Begin ENTRIES SHOWN

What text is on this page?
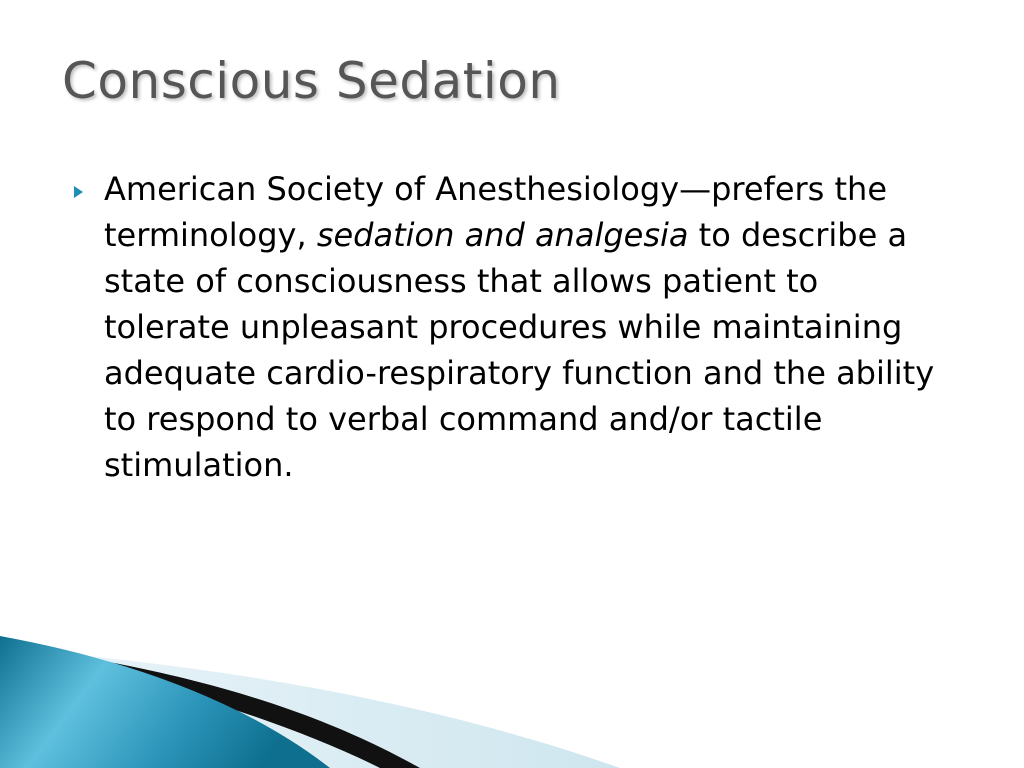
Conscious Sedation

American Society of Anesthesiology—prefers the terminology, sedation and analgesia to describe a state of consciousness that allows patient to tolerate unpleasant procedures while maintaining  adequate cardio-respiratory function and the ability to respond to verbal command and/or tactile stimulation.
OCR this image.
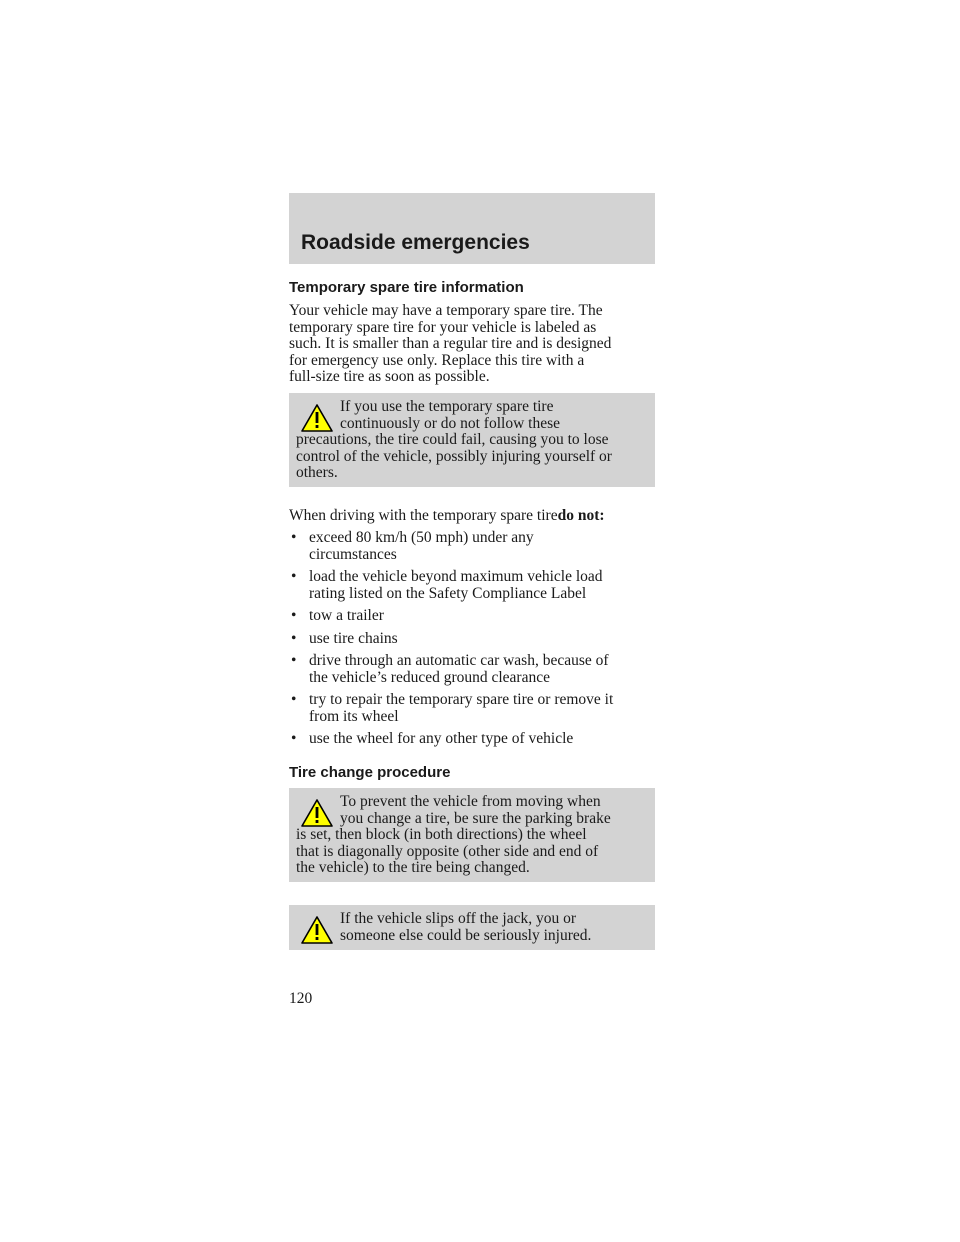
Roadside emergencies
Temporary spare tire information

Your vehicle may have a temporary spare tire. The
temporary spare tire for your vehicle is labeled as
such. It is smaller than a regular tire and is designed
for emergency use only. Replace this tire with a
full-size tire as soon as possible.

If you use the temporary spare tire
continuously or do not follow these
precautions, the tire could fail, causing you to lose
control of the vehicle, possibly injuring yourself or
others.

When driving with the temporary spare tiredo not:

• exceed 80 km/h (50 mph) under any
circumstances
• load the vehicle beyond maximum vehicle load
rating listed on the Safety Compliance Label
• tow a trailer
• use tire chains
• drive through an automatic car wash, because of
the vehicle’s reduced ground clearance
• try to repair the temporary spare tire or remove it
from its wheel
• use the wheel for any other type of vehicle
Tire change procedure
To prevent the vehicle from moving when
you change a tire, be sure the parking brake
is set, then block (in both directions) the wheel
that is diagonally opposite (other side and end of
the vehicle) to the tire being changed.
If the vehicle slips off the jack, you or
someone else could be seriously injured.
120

End ENTRIES SHOWN

**REQUEST:** Look through the data and gather every line with the string "that" in it.

**TASK ANSWER:**
American Society of Anesthesiology—prefers the terminology, sedation and analgesia to describe a state of consciousness that allows patient to tolerate unpleasant procedures while maintaining  adequate cardio-respiratory function and the ability to respond to verbal command and/or tactile stimulation.
that is diagonally opposite (other side and end of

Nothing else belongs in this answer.